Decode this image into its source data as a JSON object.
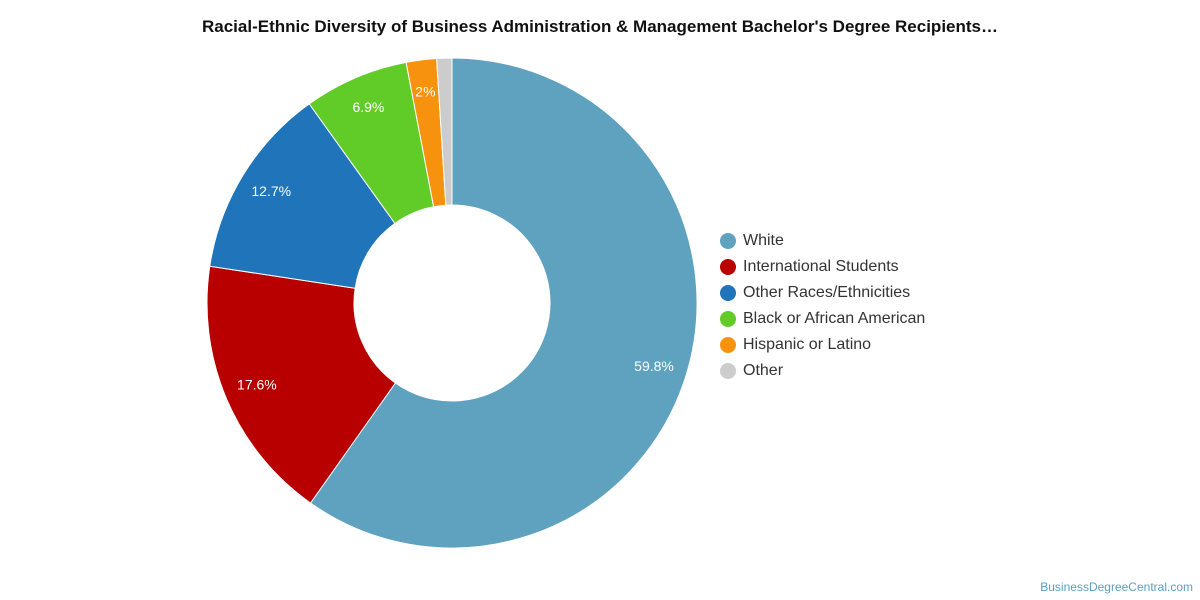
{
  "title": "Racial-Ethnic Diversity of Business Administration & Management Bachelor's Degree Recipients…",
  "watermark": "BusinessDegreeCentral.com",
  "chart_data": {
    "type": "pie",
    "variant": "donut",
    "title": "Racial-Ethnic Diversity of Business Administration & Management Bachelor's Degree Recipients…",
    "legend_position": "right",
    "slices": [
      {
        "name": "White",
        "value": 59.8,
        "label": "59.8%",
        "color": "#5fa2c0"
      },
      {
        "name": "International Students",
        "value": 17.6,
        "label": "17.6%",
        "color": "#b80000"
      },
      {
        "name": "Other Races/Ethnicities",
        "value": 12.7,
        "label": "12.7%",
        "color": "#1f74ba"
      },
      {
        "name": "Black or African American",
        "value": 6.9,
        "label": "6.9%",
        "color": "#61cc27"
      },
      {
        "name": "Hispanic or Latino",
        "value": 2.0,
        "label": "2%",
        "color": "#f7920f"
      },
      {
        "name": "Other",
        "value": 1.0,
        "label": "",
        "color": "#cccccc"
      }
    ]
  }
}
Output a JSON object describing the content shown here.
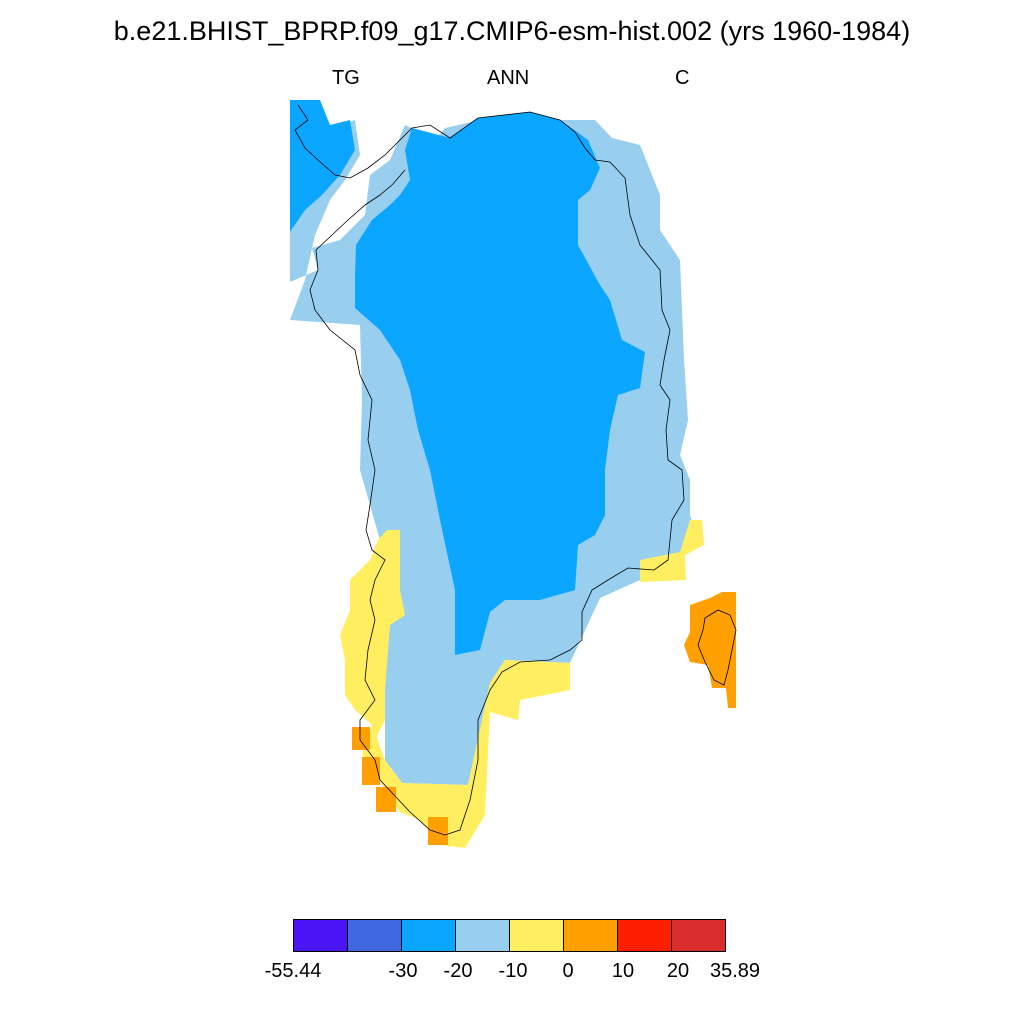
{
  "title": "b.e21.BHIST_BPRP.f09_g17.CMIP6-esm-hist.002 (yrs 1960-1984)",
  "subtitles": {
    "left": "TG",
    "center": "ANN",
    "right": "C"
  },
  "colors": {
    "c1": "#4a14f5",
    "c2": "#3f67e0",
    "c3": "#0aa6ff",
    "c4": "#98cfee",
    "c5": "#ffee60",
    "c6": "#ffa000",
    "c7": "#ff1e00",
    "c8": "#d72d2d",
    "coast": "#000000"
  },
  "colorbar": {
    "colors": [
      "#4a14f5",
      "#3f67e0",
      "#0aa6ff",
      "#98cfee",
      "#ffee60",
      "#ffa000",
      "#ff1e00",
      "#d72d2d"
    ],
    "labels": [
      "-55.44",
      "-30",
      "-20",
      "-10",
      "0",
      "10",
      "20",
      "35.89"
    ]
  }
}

TASK DESCRIPTION: Scan the entries above for the word "name" and collect each line holding it.

REPLY:
        "name": "White",
        "name": "International Students",
        "name": "Other Races/Ethnicities",
        "name": "Black or African American",
        "name": "Hispanic or Latino",
        "name": "Other",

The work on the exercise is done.